Exercise ::
Among the entries, which lines carry the string "小窗口效果"? Copy each of them.
== Input material ==
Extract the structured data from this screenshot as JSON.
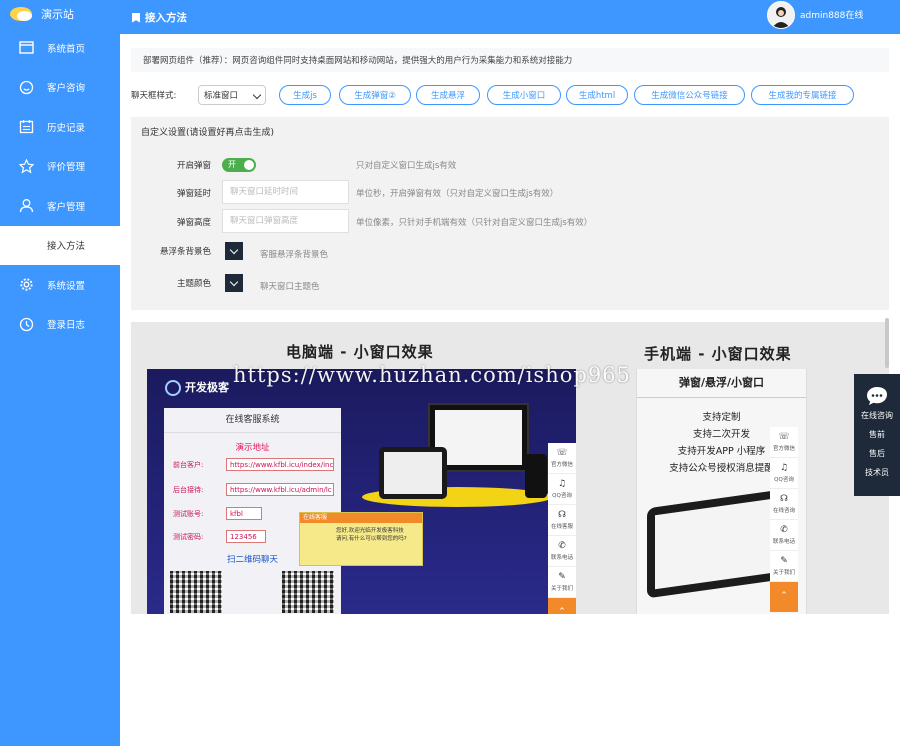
{
  "app": {
    "logo_text": "演示站"
  },
  "sidebar": {
    "items": [
      {
        "label": "系统首页",
        "icon": "window-icon"
      },
      {
        "label": "客户咨询",
        "icon": "smiley-icon"
      },
      {
        "label": "历史记录",
        "icon": "calendar-icon"
      },
      {
        "label": "评价管理",
        "icon": "star-icon"
      },
      {
        "label": "客户管理",
        "icon": "user-icon"
      },
      {
        "label": "接入方法",
        "icon": "",
        "active": true
      },
      {
        "label": "系统设置",
        "icon": "gear-icon"
      },
      {
        "label": "登录日志",
        "icon": "clock-icon"
      }
    ]
  },
  "header": {
    "title": "接入方法",
    "user": "admin888在线"
  },
  "description": "部署网页组件（推荐）：网页咨询组件同时支持桌面网站和移动网站，提供强大的用户行为采集能力和系统对接能力",
  "style_selector": {
    "label": "聊天框样式:",
    "value": "标准窗口"
  },
  "generate_buttons": [
    "生成js",
    "生成弹窗②",
    "生成悬浮",
    "生成小窗口",
    "生成html",
    "生成微信公众号链接",
    "生成我的专属链接"
  ],
  "custom": {
    "title": "自定义设置(请设置好再点击生成)",
    "popup_label": "开启弹窗",
    "popup_toggle": "开",
    "popup_hint": "只对自定义窗口生成js有效",
    "delay_label": "弹窗延时",
    "delay_placeholder": "聊天窗口延时时间",
    "delay_hint": "单位秒，开启弹窗有效（只对自定义窗口生成js有效）",
    "height_label": "弹窗高度",
    "height_placeholder": "聊天窗口弹窗高度",
    "height_hint": "单位像素，只针对手机端有效（只针对自定义窗口生成js有效）",
    "float_bg_label": "悬浮条背景色",
    "float_bg_hint": "客服悬浮条背景色",
    "theme_label": "主题颜色",
    "theme_hint": "聊天窗口主题色",
    "color": "#1e2a3a"
  },
  "preview": {
    "pc_title": "电脑端 - 小窗口效果",
    "mobile_title": "手机端 - 小窗口效果",
    "pc_logo": "开发极客",
    "service_title": "在线客服系统",
    "demo_address": "演示地址",
    "front_label": "前台客户:",
    "front_url": "https://www.kfbl.icu/index/inc",
    "back_label": "后台接待:",
    "back_url": "https://www.kfbl.icu/admin/lc",
    "account_label": "测试账号:",
    "account": "kfbl",
    "password_label": "测试密码:",
    "password": "123456",
    "qr_title": "扫二维码聊天",
    "popup_title": "在线客服",
    "popup_text_1": "您好,欢迎光临开发极客科技",
    "popup_text_2": "请问,有什么可以帮到您的吗?",
    "mobile_header": "弹窗/悬浮/小窗口",
    "mobile_lines": [
      "支持定制",
      "支持二次开发",
      "支持开发APP 小程序",
      "支持公众号授权消息提醒"
    ],
    "pc_tools": [
      "官方微信",
      "QQ咨询",
      "在线客服",
      "联系电话",
      "关于我们"
    ],
    "mobile_tools": [
      "官方微信",
      "QQ咨询",
      "在线咨询",
      "联系电话",
      "关于我们"
    ]
  },
  "watermark": "https://www.huzhan.com/ishop965",
  "floating": {
    "title": "在线咨询",
    "items": [
      "售前",
      "售后",
      "技术员"
    ]
  }
}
===
Solved exercise ::
    "pc_title": "电脑端 - 小窗口效果",
    "mobile_title": "手机端 - 小窗口效果",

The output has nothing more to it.